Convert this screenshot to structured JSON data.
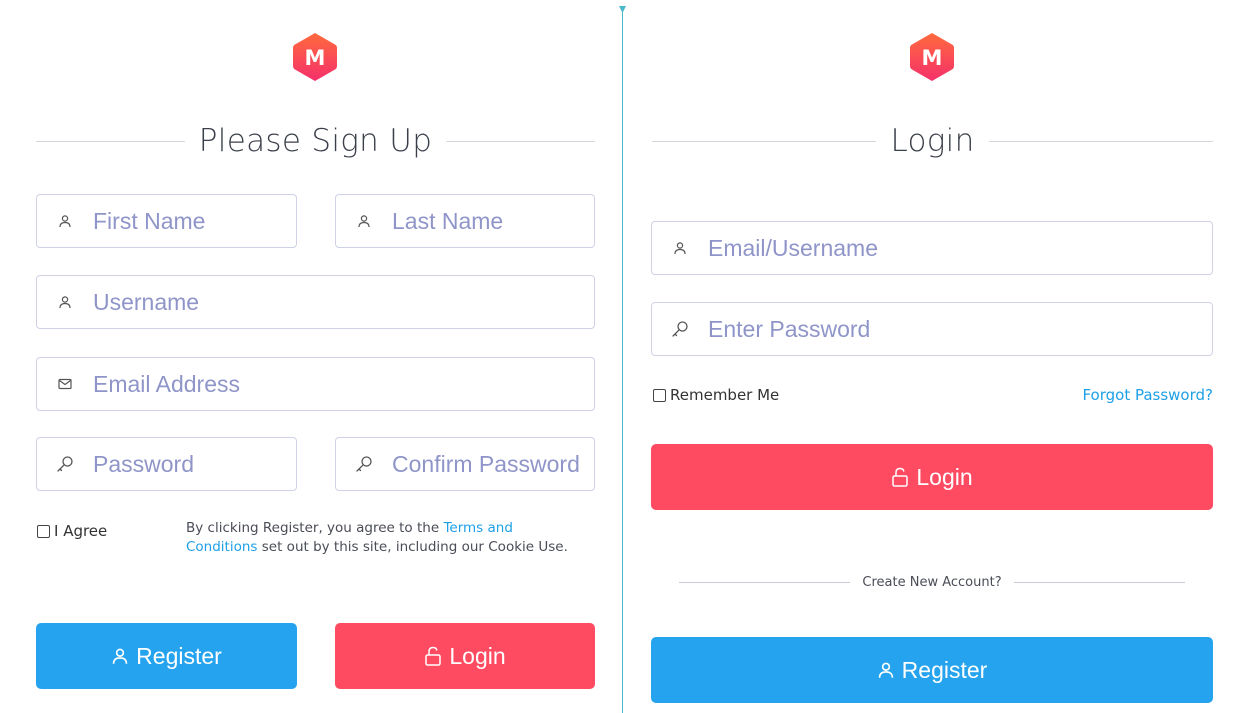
{
  "brand": {
    "logo_letter": "M",
    "logo_color_top": "#ff6a3d",
    "logo_color_bottom": "#f5306b"
  },
  "signup": {
    "title": "Please Sign Up",
    "first_name_placeholder": "First Name",
    "last_name_placeholder": "Last Name",
    "username_placeholder": "Username",
    "email_placeholder": "Email Address",
    "password_placeholder": "Password",
    "confirm_password_placeholder": "Confirm Password",
    "agree_label": "I Agree",
    "terms_prefix": "By clicking Register, you agree to the ",
    "terms_link": "Terms and Conditions",
    "terms_suffix": " set out by this site, including our Cookie Use.",
    "register_label": "Register",
    "login_label": "Login"
  },
  "login": {
    "title": "Login",
    "email_placeholder": "Email/Username",
    "password_placeholder": "Enter Password",
    "remember_label": "Remember Me",
    "forgot_label": "Forgot Password?",
    "login_label": "Login",
    "create_account_label": "Create New Account?",
    "register_label": "Register"
  },
  "colors": {
    "primary_blue": "#25a3ee",
    "danger_red": "#ff4b62",
    "link_blue": "#1ea0e6",
    "placeholder": "#8f95c9",
    "divider": "#4ab9c9"
  },
  "icons": {
    "user": "user-icon",
    "mail": "mail-icon",
    "key": "key-icon",
    "unlock": "unlock-icon"
  }
}
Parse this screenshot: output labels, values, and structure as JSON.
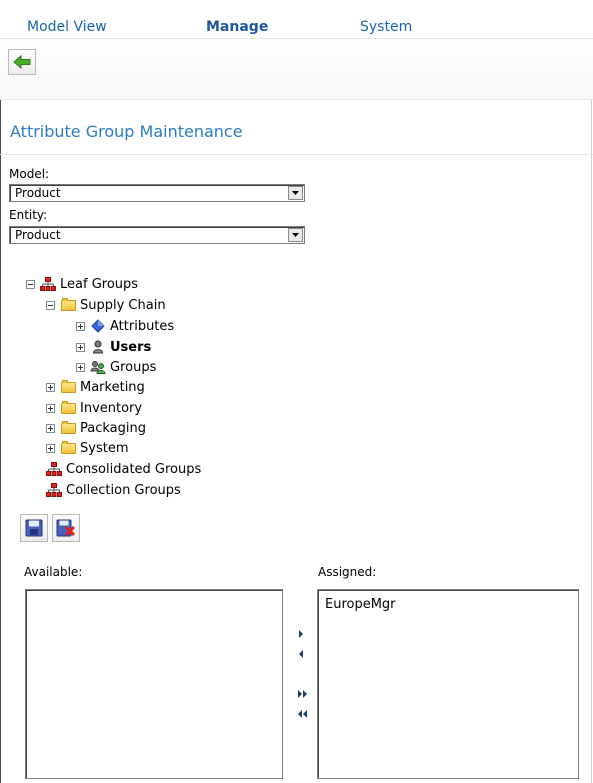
{
  "nav": {
    "tabs": [
      {
        "label": "Model View"
      },
      {
        "label": "Manage"
      },
      {
        "label": "System"
      }
    ]
  },
  "page": {
    "title": "Attribute Group Maintenance"
  },
  "form": {
    "model_label": "Model:",
    "model_value": "Product",
    "entity_label": "Entity:",
    "entity_value": "Product"
  },
  "tree": {
    "leaf_groups": "Leaf Groups",
    "supply_chain": "Supply Chain",
    "attributes": "Attributes",
    "users": "Users",
    "groups": "Groups",
    "marketing": "Marketing",
    "inventory": "Inventory",
    "packaging": "Packaging",
    "system": "System",
    "consolidated_groups": "Consolidated Groups",
    "collection_groups": "Collection Groups"
  },
  "assign": {
    "available_label": "Available:",
    "assigned_label": "Assigned:",
    "available_items": [],
    "assigned_items": [
      "EuropeMgr"
    ]
  },
  "icons": {
    "back": "arrow-left-icon",
    "save": "save-icon",
    "cancel": "cancel-save-icon",
    "hierarchy": "hierarchy-icon",
    "folder": "folder-icon",
    "attributes": "diamond-icon",
    "users": "user-icon",
    "groups": "group-icon"
  },
  "colors": {
    "accent": "#2b7bc4",
    "nav_text": "#1a66b3",
    "back_arrow": "#3a9e27"
  }
}
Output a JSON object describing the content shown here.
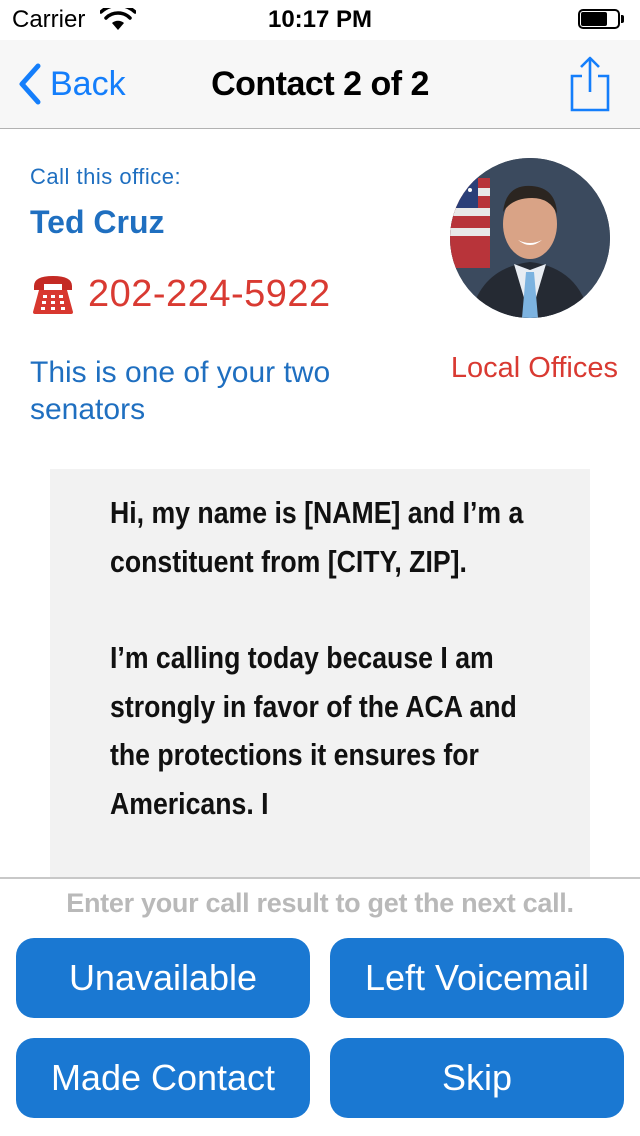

**********

| Do this |
Reproduce each entry precisely. Leave the pictures out.

| Written solution |
Convert this screenshot to structured JSON data.
{
  "brand": {
    "logo_letter": "M",
    "logo_color_top": "#ff6a3d",
    "logo_color_bottom": "#f5306b"
  },
  "signup": {
    "title": "Please Sign Up",
    "first_name_placeholder": "First Name",
    "last_name_placeholder": "Last Name",
    "username_placeholder": "Username",
    "email_placeholder": "Email Address",
    "password_placeholder": "Password",
    "confirm_password_placeholder": "Confirm Password",
    "agree_label": "I Agree",
    "terms_prefix": "By clicking Register, you agree to the ",
    "terms_link": "Terms and Conditions",
    "terms_suffix": " set out by this site, including our Cookie Use.",
    "register_label": "Register",
    "login_label": "Login"
  },
  "login": {
    "title": "Login",
    "email_placeholder": "Email/Username",
    "password_placeholder": "Enter Password",
    "remember_label": "Remember Me",
    "forgot_label": "Forgot Password?",
    "login_label": "Login",
    "create_account_label": "Create New Account?",
    "register_label": "Register"
  },
  "colors": {
    "primary_blue": "#25a3ee",
    "danger_red": "#ff4b62",
    "link_blue": "#1ea0e6",
    "placeholder": "#8f95c9",
    "divider": "#4ab9c9"
  },
  "icons": {
    "user": "user-icon",
    "mail": "mail-icon",
    "key": "key-icon",
    "unlock": "unlock-icon"
  }
}
Parse this screenshot: output labels, values, and structure as JSON.
{
  "nav": {
    "tabs": [
      {
        "label": "Model View"
      },
      {
        "label": "Manage"
      },
      {
        "label": "System"
      }
    ]
  },
  "page": {
    "title": "Attribute Group Maintenance"
  },
  "form": {
    "model_label": "Model:",
    "model_value": "Product",
    "entity_label": "Entity:",
    "entity_value": "Product"
  },
  "tree": {
    "leaf_groups": "Leaf Groups",
    "supply_chain": "Supply Chain",
    "attributes": "Attributes",
    "users": "Users",
    "groups": "Groups",
    "marketing": "Marketing",
    "inventory": "Inventory",
    "packaging": "Packaging",
    "system": "System",
    "consolidated_groups": "Consolidated Groups",
    "collection_groups": "Collection Groups"
  },
  "assign": {
    "available_label": "Available:",
    "assigned_label": "Assigned:",
    "available_items": [],
    "assigned_items": [
      "EuropeMgr"
    ]
  },
  "icons": {
    "back": "arrow-left-icon",
    "save": "save-icon",
    "cancel": "cancel-save-icon",
    "hierarchy": "hierarchy-icon",
    "folder": "folder-icon",
    "attributes": "diamond-icon",
    "users": "user-icon",
    "groups": "group-icon"
  },
  "colors": {
    "accent": "#2b7bc4",
    "nav_text": "#1a66b3",
    "back_arrow": "#3a9e27"
  }
}
Output a JSON object describing the content shown here.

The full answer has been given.